**Task brief:**
Please pick out every line in the entries below that contains the string "mesh", and copy each of those lines.

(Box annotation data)

* * * * *

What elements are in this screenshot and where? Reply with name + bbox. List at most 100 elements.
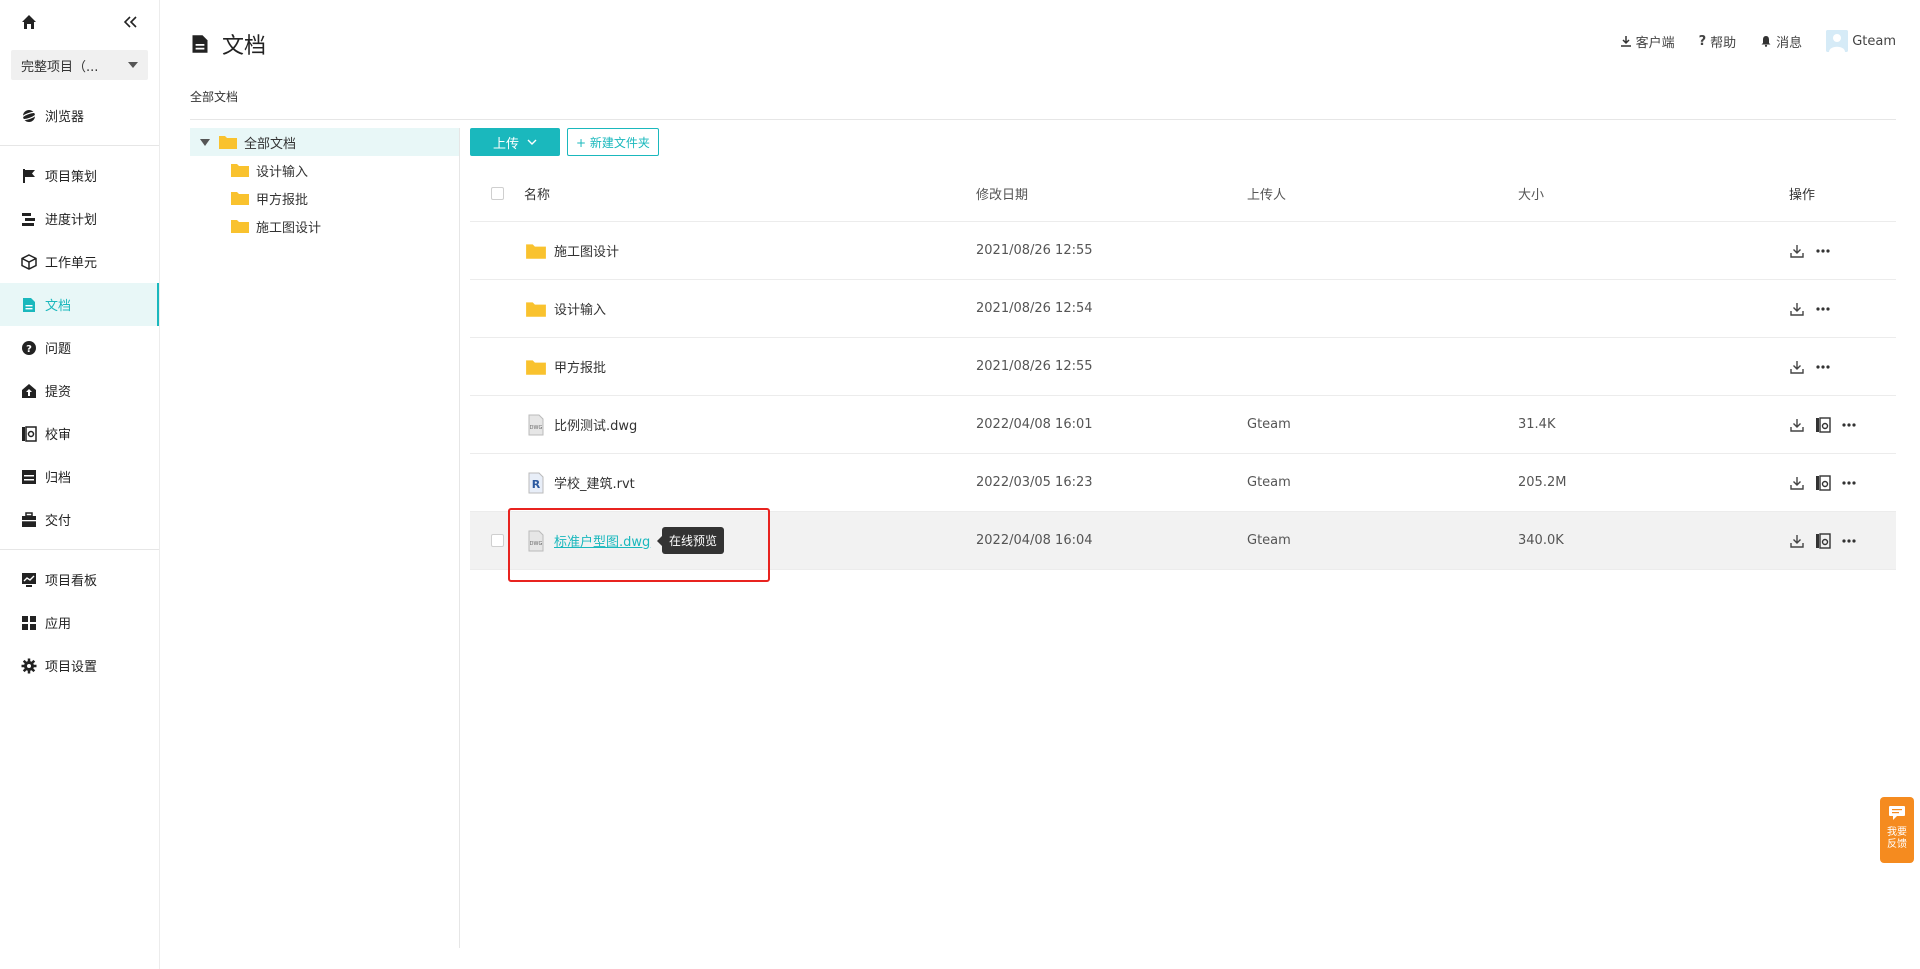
file-name[interactable]: 学校_建筑.rvt (554, 473, 635, 492)
file-uploader: Gteam (1247, 533, 1291, 548)
client-label: 客户端 (1635, 35, 1675, 51)
sidebar-item-documents[interactable]: 文档 (0, 283, 159, 326)
table-row[interactable]: DWG 标准户型图.dwg 2022/04/08 16:04 Gteam 340… (470, 512, 1896, 570)
file-uploader: Gteam (1247, 417, 1291, 432)
messages-link[interactable]: 消息 (1760, 32, 1802, 51)
collapse-icon[interactable] (122, 14, 138, 30)
file-name[interactable]: 设计输入 (554, 299, 606, 318)
sidebar-item-schedule[interactable]: 进度计划 (0, 197, 159, 240)
col-size: 大小 (1518, 188, 1545, 203)
download-icon[interactable] (1789, 301, 1805, 317)
question-icon: ? (1698, 33, 1707, 49)
more-icon[interactable] (1841, 533, 1857, 549)
download-icon (1620, 36, 1631, 47)
divider (190, 119, 1896, 120)
more-icon[interactable] (1815, 243, 1831, 259)
more-icon[interactable] (1841, 475, 1857, 491)
download-icon[interactable] (1789, 359, 1805, 375)
sidebar-item-apps[interactable]: 应用 (0, 601, 159, 644)
sidebar-item-submit[interactable]: 提资 (0, 369, 159, 412)
feedback-button[interactable]: 我要 反馈 (1880, 797, 1914, 863)
sidebar-item-review[interactable]: 校审 (0, 412, 159, 455)
more-icon[interactable] (1815, 359, 1831, 375)
rvt-file-icon: R (524, 471, 548, 495)
tree-node[interactable]: 设计输入 (190, 156, 459, 184)
sidebar-item-label: 校审 (45, 428, 72, 443)
table-row[interactable]: 设计输入 2021/08/26 12:54 (470, 280, 1896, 338)
tree-node-label: 全部文档 (244, 136, 297, 152)
gantt-icon (21, 211, 37, 227)
new-folder-button[interactable]: + 新建文件夹 (567, 128, 659, 156)
more-icon[interactable] (1815, 301, 1831, 317)
col-ops: 操作 (1789, 188, 1816, 203)
breadcrumb[interactable]: 全部文档 (190, 88, 238, 105)
dwg-file-icon: DWG (524, 529, 548, 553)
more-icon[interactable] (1841, 417, 1857, 433)
file-name[interactable]: 甲方报批 (554, 357, 606, 376)
download-icon[interactable] (1789, 417, 1805, 433)
file-table: 名称 修改日期 上传人 大小 操作 施工图设计 2021/08/26 12:55… (470, 166, 1896, 570)
archive-icon (21, 469, 37, 485)
sidebar-item-dashboard[interactable]: 项目看板 (0, 558, 159, 601)
client-download-link[interactable]: 客户端 (1620, 32, 1675, 51)
svg-text:DWG: DWG (530, 541, 543, 547)
page-title: 文档 (190, 28, 266, 60)
user-menu[interactable]: Gteam (1826, 30, 1896, 52)
sidebar-item-archive[interactable]: 归档 (0, 455, 159, 498)
sidebar-item-label: 浏览器 (45, 110, 85, 125)
file-name-link[interactable]: 标准户型图.dwg (554, 531, 650, 550)
sidebar-item-planning[interactable]: 项目策划 (0, 154, 159, 197)
review-icon[interactable] (1815, 474, 1831, 491)
folder-icon (230, 190, 250, 206)
sidebar-item-label: 进度计划 (45, 213, 98, 228)
project-select[interactable]: 完整项目（... (11, 50, 148, 80)
col-date: 修改日期 (976, 188, 1029, 203)
file-date: 2022/03/05 16:23 (976, 475, 1093, 490)
download-icon[interactable] (1789, 533, 1805, 549)
sidebar-item-label: 归档 (45, 471, 72, 486)
feedback-label-1: 我要 (1887, 827, 1907, 838)
help-link[interactable]: ? 帮助 (1699, 32, 1737, 51)
file-name[interactable]: 施工图设计 (554, 241, 619, 260)
review-icon[interactable] (1815, 416, 1831, 433)
avatar (1826, 30, 1849, 52)
upload-label: 上传 (492, 136, 519, 152)
caret-down-icon[interactable] (200, 138, 210, 146)
home-icon[interactable] (21, 14, 37, 30)
col-name: 名称 (524, 188, 551, 203)
svg-text:DWG: DWG (530, 425, 543, 431)
sidebar-top (0, 0, 159, 44)
row-checkbox[interactable] (490, 534, 504, 547)
folder-icon (524, 297, 548, 321)
select-all-checkbox[interactable] (490, 187, 504, 200)
table-row[interactable]: 甲方报批 2021/08/26 12:55 (470, 338, 1896, 396)
cube-icon (21, 253, 37, 270)
table-row[interactable]: 施工图设计 2021/08/26 12:55 (470, 222, 1896, 280)
sidebar-item-delivery[interactable]: 交付 (0, 498, 159, 541)
tree-node-root[interactable]: 全部文档 (190, 128, 459, 156)
document-icon (190, 34, 210, 54)
sidebar-item-browser[interactable]: 浏览器 (0, 94, 159, 137)
file-date: 2021/08/26 12:55 (976, 359, 1093, 374)
user-name: Gteam (1852, 33, 1896, 49)
header: 文档 客户端 ? 帮助 消息 Gteam (160, 0, 1920, 90)
sidebar-item-settings[interactable]: 项目设置 (0, 644, 159, 687)
table-row[interactable]: DWG 比例测试.dwg 2022/04/08 16:01 Gteam 31.4… (470, 396, 1896, 454)
document-icon (21, 297, 37, 313)
file-name[interactable]: 比例测试.dwg (554, 415, 637, 434)
sidebar-item-work-unit[interactable]: 工作单元 (0, 240, 159, 283)
col-uploader: 上传人 (1247, 188, 1287, 203)
review-icon[interactable] (1815, 532, 1831, 549)
sidebar-item-issues[interactable]: ? 问题 (0, 326, 159, 369)
tree-node[interactable]: 甲方报批 (190, 184, 459, 212)
sidebar-item-label: 交付 (45, 514, 72, 529)
upload-button[interactable]: 上传 (470, 128, 560, 156)
sidebar-item-label: 提资 (45, 385, 72, 400)
tree-node[interactable]: 施工图设计 (190, 212, 459, 240)
divider (0, 549, 159, 550)
download-icon[interactable] (1789, 475, 1805, 491)
page-title-text: 文档 (222, 34, 267, 59)
sidebar-item-label: 工作单元 (45, 256, 98, 271)
download-icon[interactable] (1789, 243, 1805, 259)
table-row[interactable]: R 学校_建筑.rvt 2022/03/05 16:23 Gteam 205.2… (470, 454, 1896, 512)
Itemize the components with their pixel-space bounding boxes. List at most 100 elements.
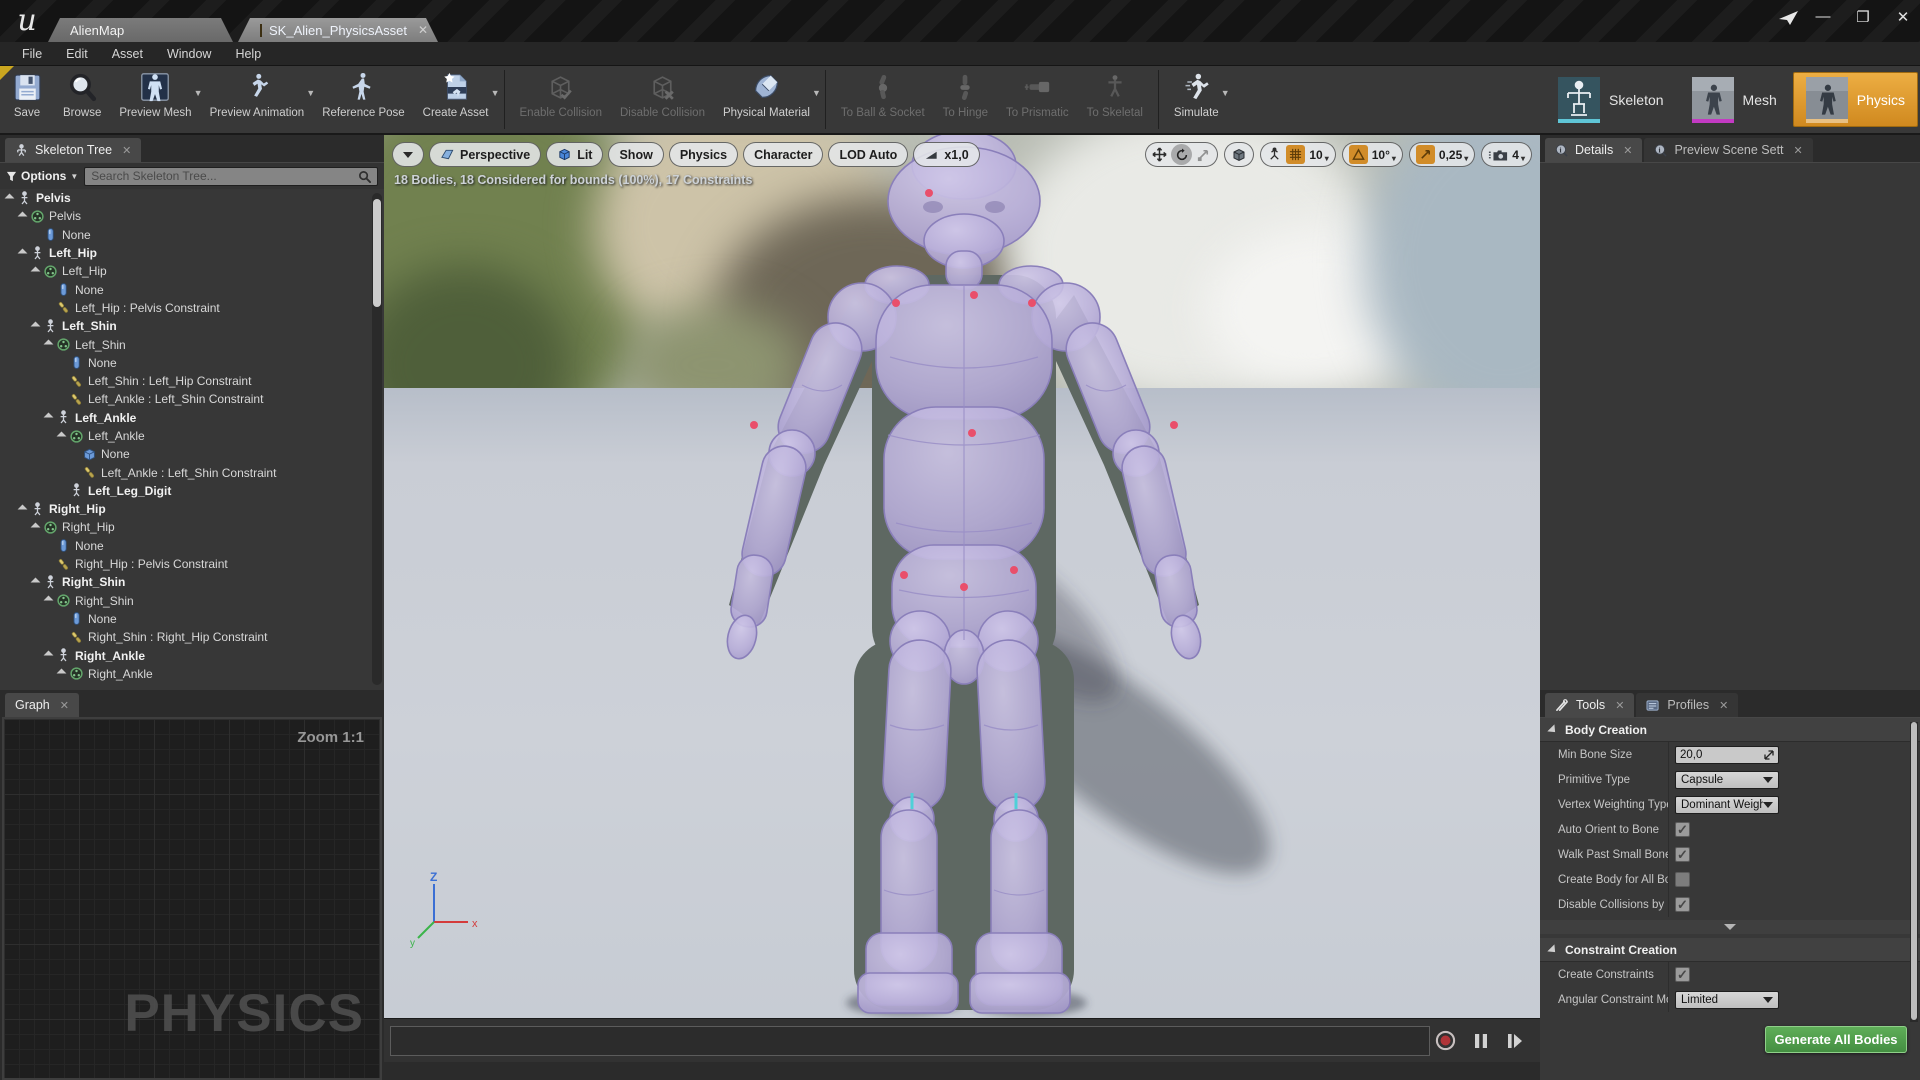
close-tab-icon[interactable]: ✕ xyxy=(418,23,428,37)
mode-skeleton-button[interactable]: Skeleton xyxy=(1546,72,1675,127)
3d-viewport[interactable]: Perspective Lit Show Physics Character LOD Au… xyxy=(384,135,1540,1018)
expander-icon[interactable] xyxy=(57,431,68,442)
search-input[interactable]: Search Skeleton Tree... xyxy=(84,166,378,186)
section-constraint-creation[interactable]: Constraint Creation xyxy=(1540,938,1920,962)
tab-alienmap[interactable]: AlienMap xyxy=(48,18,233,42)
camera-speed-icon[interactable] xyxy=(1488,148,1508,162)
viewport-perspective-button[interactable]: Perspective xyxy=(429,142,542,167)
browse-button[interactable]: Browse xyxy=(54,66,110,133)
tree-row-bone[interactable]: Right_Ankle xyxy=(0,646,384,664)
tree-row-bone[interactable]: Left_Hip xyxy=(0,244,384,262)
viewport-lod-auto-button[interactable]: LOD Auto xyxy=(828,142,909,167)
tree-row-body[interactable]: Right_Shin xyxy=(0,592,384,610)
create-constraints-checkbox[interactable]: ✓ xyxy=(1675,967,1690,982)
tree-row-constraint[interactable]: Left_Ankle : Left_Shin Constraint xyxy=(0,463,384,481)
viewport-show-button[interactable]: Show xyxy=(608,142,664,167)
mode-mesh-button[interactable]: Mesh xyxy=(1680,72,1789,127)
expander-icon[interactable] xyxy=(31,522,42,533)
viewport-lit-button[interactable]: Lit xyxy=(546,142,604,167)
tab-physics-asset[interactable]: SK_Alien_PhysicsAsset ✕ xyxy=(238,18,438,42)
expander-icon[interactable] xyxy=(57,668,68,679)
viewport-character-button[interactable]: Character xyxy=(743,142,824,167)
expander-icon[interactable] xyxy=(5,193,16,204)
primitive-type-select[interactable]: Capsule xyxy=(1675,770,1779,789)
menu-asset[interactable]: Asset xyxy=(100,42,155,65)
share-icon[interactable] xyxy=(1778,10,1800,26)
minimize-button[interactable]: — xyxy=(1812,8,1834,26)
expander-icon[interactable] xyxy=(44,650,55,661)
menu-edit[interactable]: Edit xyxy=(54,42,100,65)
section-body-creation[interactable]: Body Creation xyxy=(1540,718,1920,742)
save-button[interactable]: Save xyxy=(0,66,54,133)
expander-icon[interactable] xyxy=(18,248,29,259)
tools-scrollbar[interactable] xyxy=(1910,722,1918,1022)
tab-preview-scene-settings[interactable]: i Preview Scene Sett ✕ xyxy=(1644,138,1813,162)
rotation-snap-toggle[interactable] xyxy=(1348,145,1368,164)
preview-mesh-button[interactable]: Preview Mesh ▼ xyxy=(110,66,203,133)
tree-scrollbar[interactable] xyxy=(372,193,382,685)
simulate-button[interactable]: Simulate ▼ xyxy=(1165,66,1230,133)
tree-row-body[interactable]: Right_Ankle xyxy=(0,665,384,683)
tree-row-bone[interactable]: Left_Ankle xyxy=(0,409,384,427)
expander-icon[interactable] xyxy=(18,504,29,515)
tree-row-box[interactable]: None xyxy=(0,445,384,463)
create-asset-button[interactable]: Create Asset ▼ xyxy=(414,66,500,133)
menu-window[interactable]: Window xyxy=(155,42,223,65)
viewport-physics-button[interactable]: Physics xyxy=(668,142,739,167)
reference-pose-button[interactable]: Reference Pose xyxy=(313,66,413,133)
camera-speed-value[interactable]: 4 xyxy=(1512,148,1519,162)
graph-canvas[interactable]: Zoom 1:1 PHYSICS xyxy=(2,717,382,1080)
grid-snap-toggle[interactable] xyxy=(1286,145,1306,164)
menu-file[interactable]: File xyxy=(10,42,54,65)
tree-row-body[interactable]: Right_Hip xyxy=(0,518,384,536)
tree-row-bone[interactable]: Right_Hip xyxy=(0,500,384,518)
advanced-expander[interactable] xyxy=(1540,920,1920,934)
tree-row-constraint[interactable]: Right_Hip : Pelvis Constraint xyxy=(0,555,384,573)
close-panel-icon[interactable]: ✕ xyxy=(1623,144,1632,157)
translate-tool-icon[interactable] xyxy=(1152,147,1167,162)
drag-slider-icon[interactable] xyxy=(1764,749,1774,760)
tree-options-button[interactable]: Options ▼ xyxy=(6,169,78,183)
chevron-down-icon[interactable]: ▼ xyxy=(1221,88,1230,98)
expander-icon[interactable] xyxy=(31,266,42,277)
mode-physics-button[interactable]: Physics xyxy=(1792,72,1918,127)
tree-row-capsule[interactable]: None xyxy=(0,226,384,244)
step-forward-button[interactable] xyxy=(1506,1032,1524,1050)
viewport-options-button[interactable] xyxy=(392,142,424,167)
rotate-tool-button[interactable] xyxy=(1171,144,1193,165)
tree-row-body[interactable]: Pelvis xyxy=(0,207,384,225)
tree-row-constraint[interactable]: Right_Shin : Right_Hip Constraint xyxy=(0,628,384,646)
disable-collisions-by-d-checkbox[interactable]: ✓ xyxy=(1675,897,1690,912)
tab-profiles[interactable]: Profiles ✕ xyxy=(1636,693,1739,717)
pause-button[interactable] xyxy=(1473,1032,1489,1050)
scale-snap-toggle[interactable] xyxy=(1415,145,1435,164)
tree-row-constraint[interactable]: Left_Shin : Left_Hip Constraint xyxy=(0,372,384,390)
expander-icon[interactable] xyxy=(44,595,55,606)
coordinate-system-button[interactable] xyxy=(1224,142,1255,167)
chevron-down-icon[interactable]: ▼ xyxy=(491,88,500,98)
timeline-scrubber[interactable] xyxy=(390,1026,1430,1056)
scale-tool-icon[interactable] xyxy=(1196,147,1211,162)
tree-row-bone[interactable]: Right_Shin xyxy=(0,573,384,591)
preview-animation-button[interactable]: Preview Animation ▼ xyxy=(201,66,315,133)
tab-graph[interactable]: Graph ✕ xyxy=(5,693,79,717)
close-panel-icon[interactable]: ✕ xyxy=(1794,144,1803,157)
expander-icon[interactable] xyxy=(18,211,29,222)
close-panel-icon[interactable]: ✕ xyxy=(60,699,69,712)
chevron-down-icon[interactable]: ▼ xyxy=(812,88,821,98)
tree-row-body[interactable]: Left_Hip xyxy=(0,262,384,280)
walk-past-small-bone-checkbox[interactable]: ✓ xyxy=(1675,847,1690,862)
angular-constraint-mo-select[interactable]: Limited xyxy=(1675,990,1779,1009)
alien-physics-character[interactable] xyxy=(384,135,1540,1018)
tree-row-capsule[interactable]: None xyxy=(0,537,384,555)
close-button[interactable]: ✕ xyxy=(1892,8,1914,26)
min-bone-size-input[interactable]: 20,0 xyxy=(1675,745,1779,764)
vertex-weighting-type-select[interactable]: Dominant Weight xyxy=(1675,795,1779,814)
create-body-for-all-bo-checkbox[interactable] xyxy=(1675,872,1690,887)
expander-icon[interactable] xyxy=(31,321,42,332)
tree-row-constraint[interactable]: Left_Ankle : Left_Shin Constraint xyxy=(0,390,384,408)
scale-snap-value[interactable]: 0,25 xyxy=(1439,148,1462,162)
socket-snap-icon[interactable] xyxy=(1267,147,1282,162)
tree-row-body[interactable]: Left_Shin xyxy=(0,335,384,353)
physical-material-button[interactable]: Physical Material ▼ xyxy=(714,66,821,133)
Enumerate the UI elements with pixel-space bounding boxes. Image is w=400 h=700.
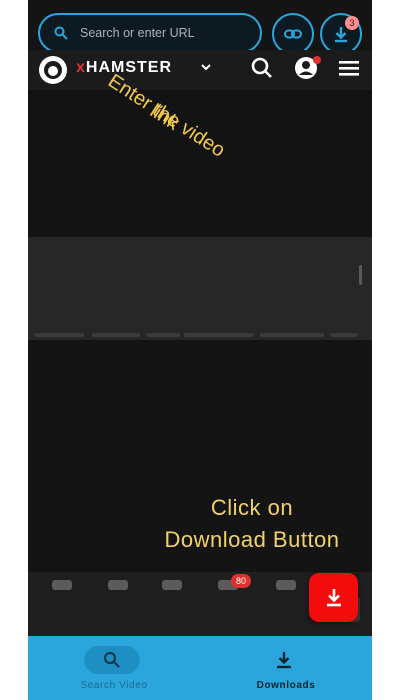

* * * * *

**Full solution:**
mode-mesh-button[interactable]: Mesh xyxy=(1680,72,1789,127)
preview-mesh-button[interactable]: Preview Mesh ▼ xyxy=(110,66,203,133)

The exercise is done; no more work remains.